## Provided entries

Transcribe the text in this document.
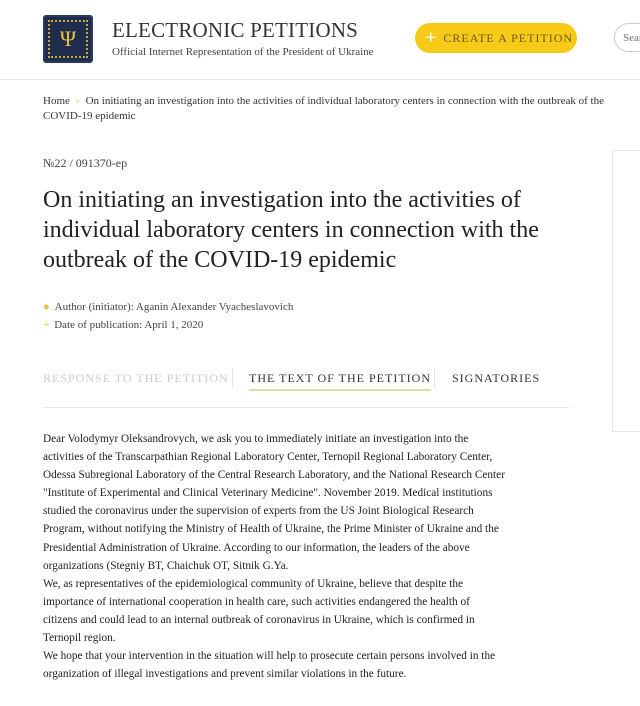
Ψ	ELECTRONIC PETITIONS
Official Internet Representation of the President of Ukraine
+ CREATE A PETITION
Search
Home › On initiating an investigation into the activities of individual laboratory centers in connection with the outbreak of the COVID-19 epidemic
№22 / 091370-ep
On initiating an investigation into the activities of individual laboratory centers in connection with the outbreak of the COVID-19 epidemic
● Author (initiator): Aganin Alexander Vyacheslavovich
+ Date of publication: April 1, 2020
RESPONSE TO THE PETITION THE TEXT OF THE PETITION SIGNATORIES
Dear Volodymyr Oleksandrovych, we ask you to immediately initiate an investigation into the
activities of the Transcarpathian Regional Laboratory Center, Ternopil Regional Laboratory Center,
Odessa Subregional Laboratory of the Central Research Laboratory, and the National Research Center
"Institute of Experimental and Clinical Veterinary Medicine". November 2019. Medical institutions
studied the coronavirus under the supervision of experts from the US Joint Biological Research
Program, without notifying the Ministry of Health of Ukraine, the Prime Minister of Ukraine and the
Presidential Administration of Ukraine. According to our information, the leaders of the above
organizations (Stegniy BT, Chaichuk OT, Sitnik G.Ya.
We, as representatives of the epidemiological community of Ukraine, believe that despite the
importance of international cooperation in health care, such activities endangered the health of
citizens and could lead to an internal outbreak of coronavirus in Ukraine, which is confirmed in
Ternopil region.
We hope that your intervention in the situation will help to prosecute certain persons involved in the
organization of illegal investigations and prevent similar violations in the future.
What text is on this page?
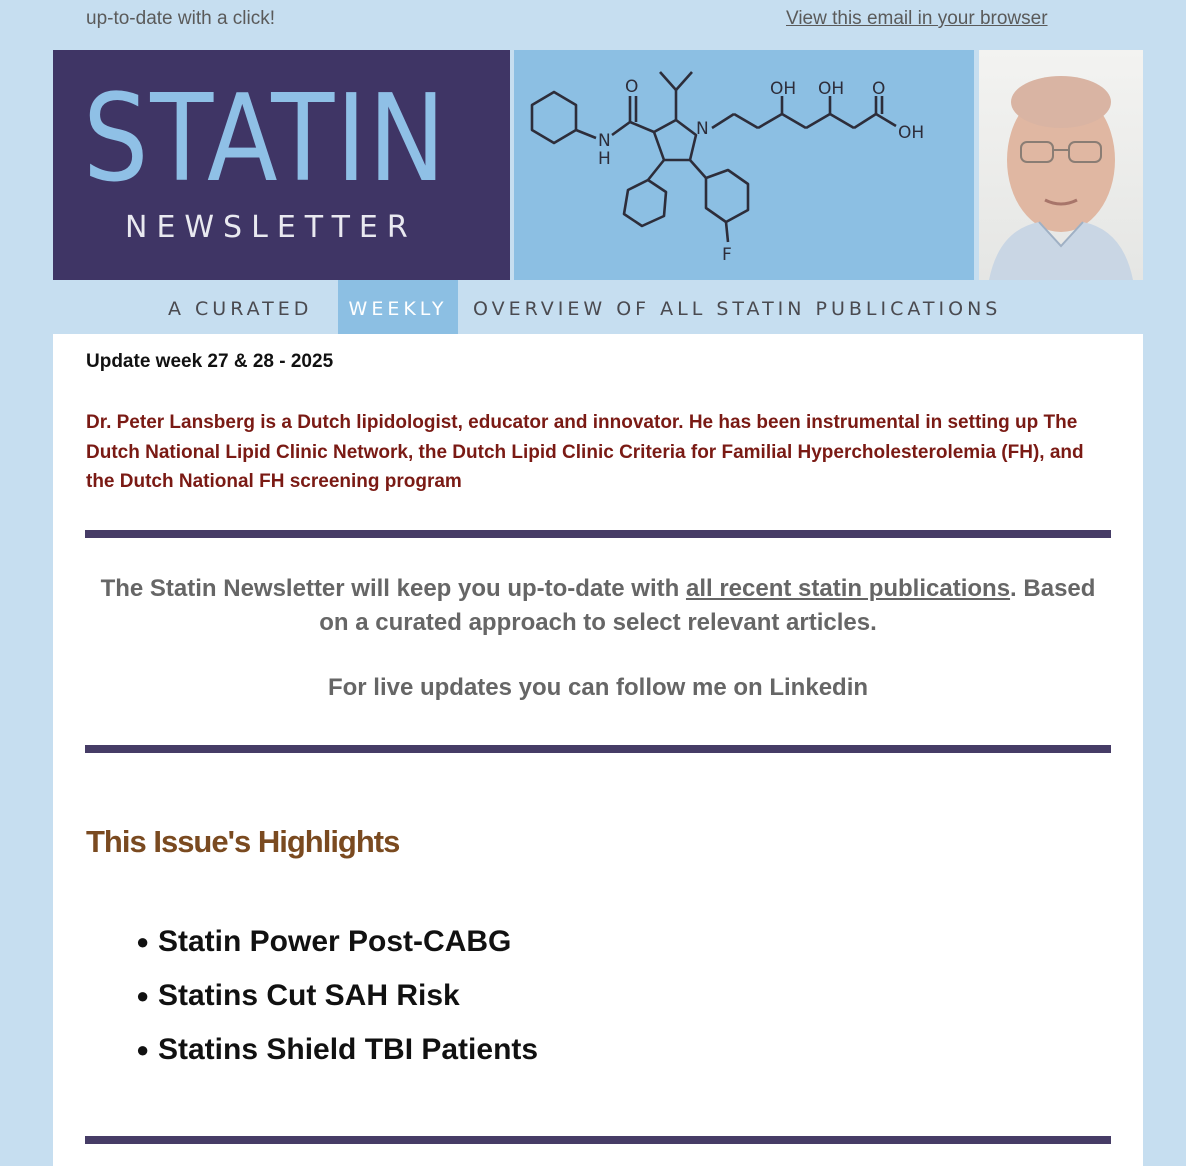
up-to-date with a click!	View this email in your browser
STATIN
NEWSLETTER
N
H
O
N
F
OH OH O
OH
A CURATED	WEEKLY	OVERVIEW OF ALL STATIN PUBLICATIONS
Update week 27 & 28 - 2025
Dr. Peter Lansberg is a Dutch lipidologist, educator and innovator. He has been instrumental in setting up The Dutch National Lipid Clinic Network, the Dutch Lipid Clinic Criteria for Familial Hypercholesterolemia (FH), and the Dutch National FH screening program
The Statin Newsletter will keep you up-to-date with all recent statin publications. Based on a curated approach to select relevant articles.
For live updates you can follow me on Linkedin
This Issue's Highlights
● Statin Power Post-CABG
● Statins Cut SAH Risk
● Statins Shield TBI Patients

## What you are asked to do
The expected output is exactly the lines from the one containing "What text is on this page?" through the last line of the listing, both included, with every picture left out.

## Task solution
What text is on this page?
up-to-date with a click!	View this email in your browser
STATIN
NEWSLETTER
N
H
O
N
F
OH OH O
OH
A CURATED	WEEKLY	OVERVIEW OF ALL STATIN PUBLICATIONS
Update week 27 & 28 - 2025
Dr. Peter Lansberg is a Dutch lipidologist, educator and innovator. He has been instrumental in setting up The Dutch National Lipid Clinic Network, the Dutch Lipid Clinic Criteria for Familial Hypercholesterolemia (FH), and the Dutch National FH screening program
The Statin Newsletter will keep you up-to-date with all recent statin publications. Based on a curated approach to select relevant articles.
For live updates you can follow me on Linkedin
This Issue's Highlights
● Statin Power Post-CABG
● Statins Cut SAH Risk
● Statins Shield TBI Patients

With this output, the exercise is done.